Given instruction.
Search the data for the string "phải" and extract every line where it appears.

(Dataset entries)
+ + + + + + +
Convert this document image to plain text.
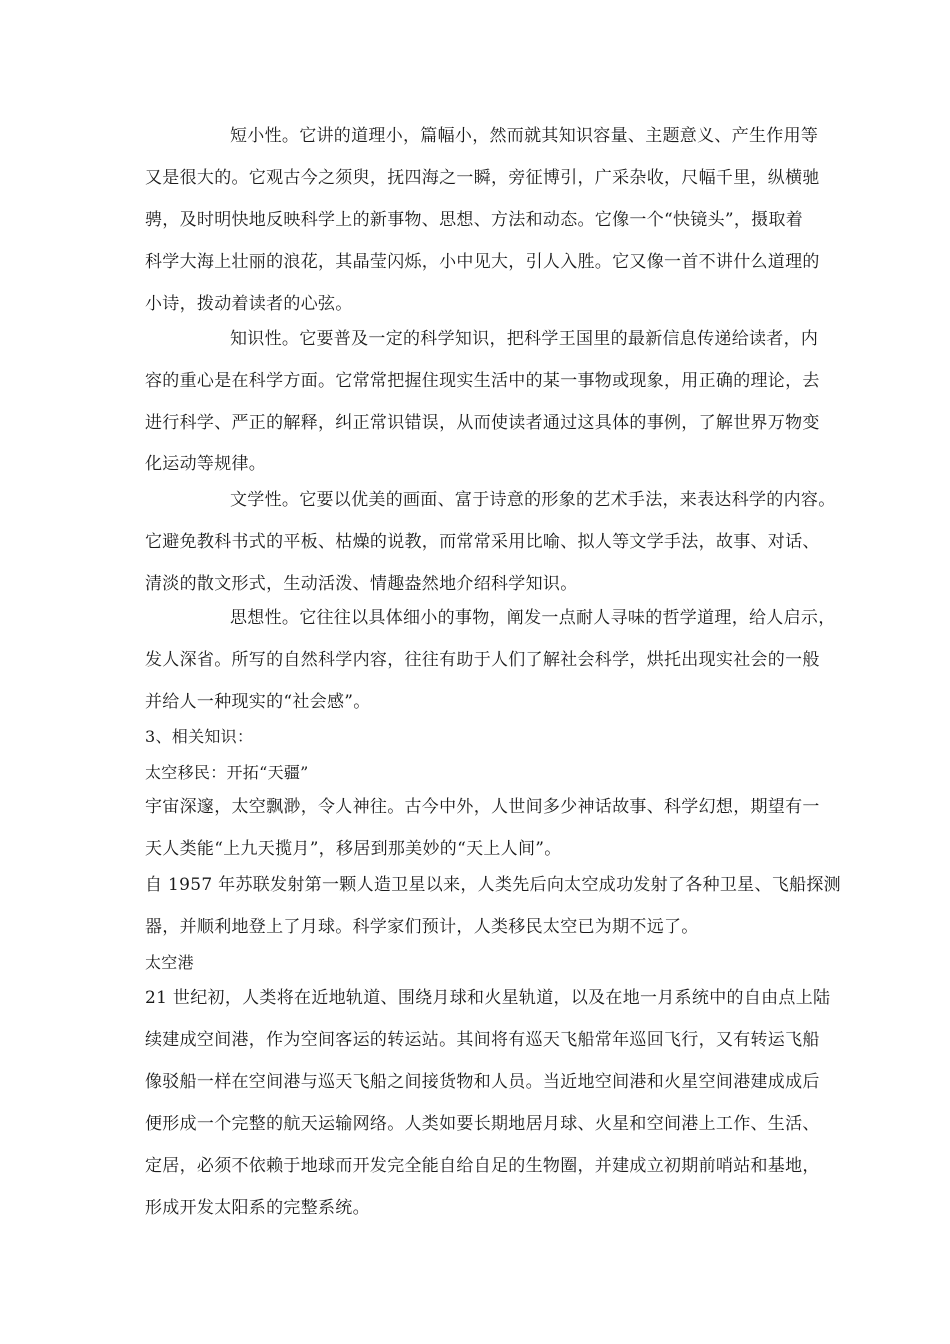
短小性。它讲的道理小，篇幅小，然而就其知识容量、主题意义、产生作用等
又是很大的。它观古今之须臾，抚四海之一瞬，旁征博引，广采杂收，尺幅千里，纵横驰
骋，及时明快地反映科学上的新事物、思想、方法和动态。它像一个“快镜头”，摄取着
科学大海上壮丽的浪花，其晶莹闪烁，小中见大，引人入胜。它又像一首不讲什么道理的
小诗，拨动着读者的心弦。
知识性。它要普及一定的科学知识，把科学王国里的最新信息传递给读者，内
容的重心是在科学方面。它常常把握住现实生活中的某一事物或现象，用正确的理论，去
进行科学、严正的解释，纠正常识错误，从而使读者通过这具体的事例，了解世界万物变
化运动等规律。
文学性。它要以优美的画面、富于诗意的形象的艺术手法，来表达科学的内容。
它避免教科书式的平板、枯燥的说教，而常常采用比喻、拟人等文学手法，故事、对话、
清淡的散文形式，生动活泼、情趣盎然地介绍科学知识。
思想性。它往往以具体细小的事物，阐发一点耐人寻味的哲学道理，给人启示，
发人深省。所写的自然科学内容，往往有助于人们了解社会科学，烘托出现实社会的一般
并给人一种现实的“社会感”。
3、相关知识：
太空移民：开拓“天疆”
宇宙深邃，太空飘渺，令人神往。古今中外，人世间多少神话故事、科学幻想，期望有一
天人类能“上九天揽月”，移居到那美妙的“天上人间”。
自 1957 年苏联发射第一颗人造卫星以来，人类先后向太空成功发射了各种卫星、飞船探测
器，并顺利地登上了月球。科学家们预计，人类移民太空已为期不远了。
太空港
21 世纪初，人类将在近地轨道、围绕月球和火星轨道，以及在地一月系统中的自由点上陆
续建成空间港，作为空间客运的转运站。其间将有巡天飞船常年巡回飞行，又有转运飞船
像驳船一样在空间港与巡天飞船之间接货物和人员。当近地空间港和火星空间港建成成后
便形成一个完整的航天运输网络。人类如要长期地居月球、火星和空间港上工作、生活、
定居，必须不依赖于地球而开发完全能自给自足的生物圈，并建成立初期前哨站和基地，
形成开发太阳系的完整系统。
+ + + + + + +
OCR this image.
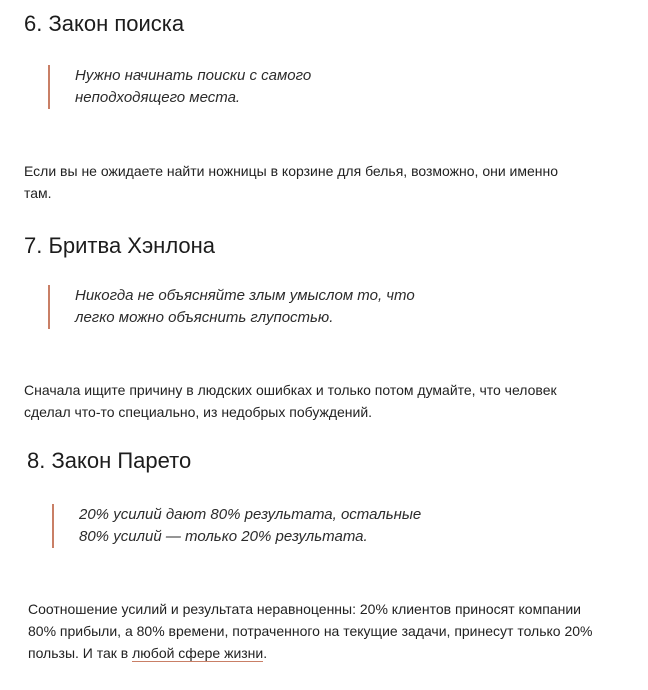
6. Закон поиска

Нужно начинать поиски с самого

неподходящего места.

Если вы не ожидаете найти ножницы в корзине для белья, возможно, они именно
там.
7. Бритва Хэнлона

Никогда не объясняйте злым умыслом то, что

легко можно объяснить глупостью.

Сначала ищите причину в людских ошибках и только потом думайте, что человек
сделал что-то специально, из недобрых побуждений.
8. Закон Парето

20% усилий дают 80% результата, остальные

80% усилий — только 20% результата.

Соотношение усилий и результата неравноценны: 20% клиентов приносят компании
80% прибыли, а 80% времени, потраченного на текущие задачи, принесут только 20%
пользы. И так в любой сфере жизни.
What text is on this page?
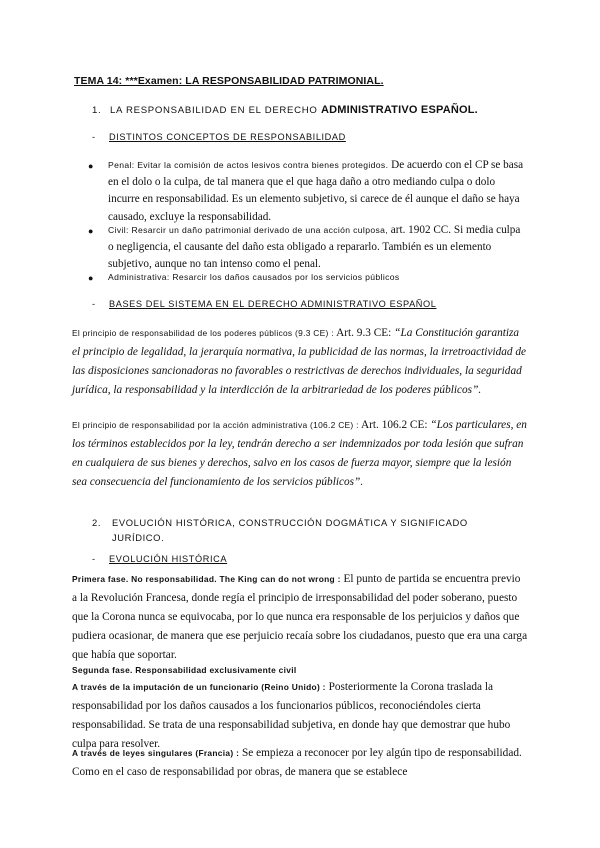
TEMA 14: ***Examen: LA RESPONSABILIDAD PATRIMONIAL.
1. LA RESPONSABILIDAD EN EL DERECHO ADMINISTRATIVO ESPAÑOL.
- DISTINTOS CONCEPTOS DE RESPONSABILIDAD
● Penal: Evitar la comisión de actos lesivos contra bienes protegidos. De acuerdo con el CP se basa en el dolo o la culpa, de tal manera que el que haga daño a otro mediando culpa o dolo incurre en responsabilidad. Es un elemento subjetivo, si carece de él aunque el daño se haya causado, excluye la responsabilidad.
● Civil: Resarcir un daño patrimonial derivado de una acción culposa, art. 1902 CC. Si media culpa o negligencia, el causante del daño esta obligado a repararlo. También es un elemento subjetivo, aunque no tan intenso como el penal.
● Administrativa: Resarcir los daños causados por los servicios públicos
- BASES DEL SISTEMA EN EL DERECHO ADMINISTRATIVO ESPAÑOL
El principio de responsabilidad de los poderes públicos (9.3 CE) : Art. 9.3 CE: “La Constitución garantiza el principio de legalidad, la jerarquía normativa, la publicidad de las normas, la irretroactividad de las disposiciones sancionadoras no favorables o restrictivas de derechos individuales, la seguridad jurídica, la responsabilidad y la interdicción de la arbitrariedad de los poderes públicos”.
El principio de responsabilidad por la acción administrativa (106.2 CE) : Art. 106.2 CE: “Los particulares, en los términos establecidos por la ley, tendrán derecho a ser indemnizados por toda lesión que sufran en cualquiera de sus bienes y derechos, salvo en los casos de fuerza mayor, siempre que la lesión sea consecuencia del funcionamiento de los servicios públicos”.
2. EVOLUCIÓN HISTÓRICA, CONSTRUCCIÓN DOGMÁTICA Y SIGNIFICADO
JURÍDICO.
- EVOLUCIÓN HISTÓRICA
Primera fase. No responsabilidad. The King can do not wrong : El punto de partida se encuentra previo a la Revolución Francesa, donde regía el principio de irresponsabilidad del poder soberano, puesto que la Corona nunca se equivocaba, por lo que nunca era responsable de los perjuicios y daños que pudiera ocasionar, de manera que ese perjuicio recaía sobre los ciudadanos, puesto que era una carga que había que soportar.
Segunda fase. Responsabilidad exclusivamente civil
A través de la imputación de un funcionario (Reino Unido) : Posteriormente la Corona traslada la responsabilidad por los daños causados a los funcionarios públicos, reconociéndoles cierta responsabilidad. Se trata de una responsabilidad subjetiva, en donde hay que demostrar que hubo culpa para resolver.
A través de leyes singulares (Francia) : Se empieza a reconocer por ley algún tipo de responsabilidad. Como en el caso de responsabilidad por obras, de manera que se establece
+ + + + + + +
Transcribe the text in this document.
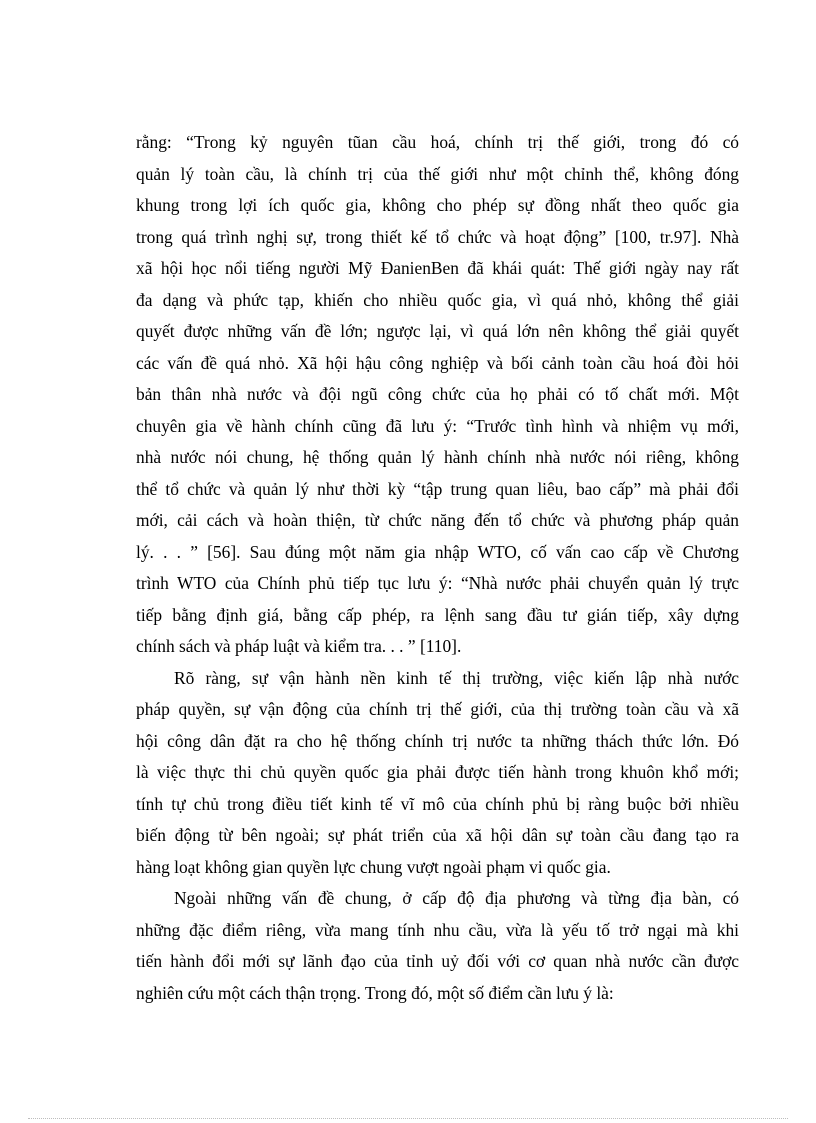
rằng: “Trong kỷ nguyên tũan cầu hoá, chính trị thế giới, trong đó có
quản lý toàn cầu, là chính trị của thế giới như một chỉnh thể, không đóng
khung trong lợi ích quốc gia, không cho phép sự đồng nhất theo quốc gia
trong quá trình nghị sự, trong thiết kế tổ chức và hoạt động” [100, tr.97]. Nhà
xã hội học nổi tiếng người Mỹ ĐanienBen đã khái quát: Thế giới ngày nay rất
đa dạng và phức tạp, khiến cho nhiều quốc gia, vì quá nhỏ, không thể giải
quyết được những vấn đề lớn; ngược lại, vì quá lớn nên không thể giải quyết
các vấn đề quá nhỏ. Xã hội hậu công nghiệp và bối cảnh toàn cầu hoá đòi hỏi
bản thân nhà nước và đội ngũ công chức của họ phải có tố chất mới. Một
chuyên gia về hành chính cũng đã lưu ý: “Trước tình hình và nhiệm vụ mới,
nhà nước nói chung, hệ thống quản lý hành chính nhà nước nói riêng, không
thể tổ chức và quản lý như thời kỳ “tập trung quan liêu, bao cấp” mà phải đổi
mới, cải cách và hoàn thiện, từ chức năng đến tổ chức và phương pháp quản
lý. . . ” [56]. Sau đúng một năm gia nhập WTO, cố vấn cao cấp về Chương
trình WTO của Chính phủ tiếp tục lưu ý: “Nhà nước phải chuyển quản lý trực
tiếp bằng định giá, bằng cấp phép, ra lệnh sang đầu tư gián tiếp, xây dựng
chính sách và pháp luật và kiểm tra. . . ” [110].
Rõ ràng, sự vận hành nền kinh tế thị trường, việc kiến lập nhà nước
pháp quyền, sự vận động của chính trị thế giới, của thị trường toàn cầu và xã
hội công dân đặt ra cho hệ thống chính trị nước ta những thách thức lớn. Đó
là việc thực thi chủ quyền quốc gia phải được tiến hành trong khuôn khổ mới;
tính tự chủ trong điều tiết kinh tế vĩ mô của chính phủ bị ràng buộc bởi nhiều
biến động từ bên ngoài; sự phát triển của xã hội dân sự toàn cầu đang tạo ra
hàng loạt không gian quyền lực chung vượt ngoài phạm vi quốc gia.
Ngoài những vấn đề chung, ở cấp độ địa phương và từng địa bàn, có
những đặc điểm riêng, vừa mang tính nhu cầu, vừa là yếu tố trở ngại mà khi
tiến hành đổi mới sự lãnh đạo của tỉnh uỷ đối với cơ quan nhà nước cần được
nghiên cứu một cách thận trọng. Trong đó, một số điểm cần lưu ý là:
+ + + + + + +
Solved exercise.
bản thân nhà nước và đội ngũ công chức của họ phải có tố chất mới. Một
thể tổ chức và quản lý như thời kỳ “tập trung quan liêu, bao cấp” mà phải đổi
trình WTO của Chính phủ tiếp tục lưu ý: “Nhà nước phải chuyển quản lý trực
là việc thực thi chủ quyền quốc gia phải được tiến hành trong khuôn khổ mới;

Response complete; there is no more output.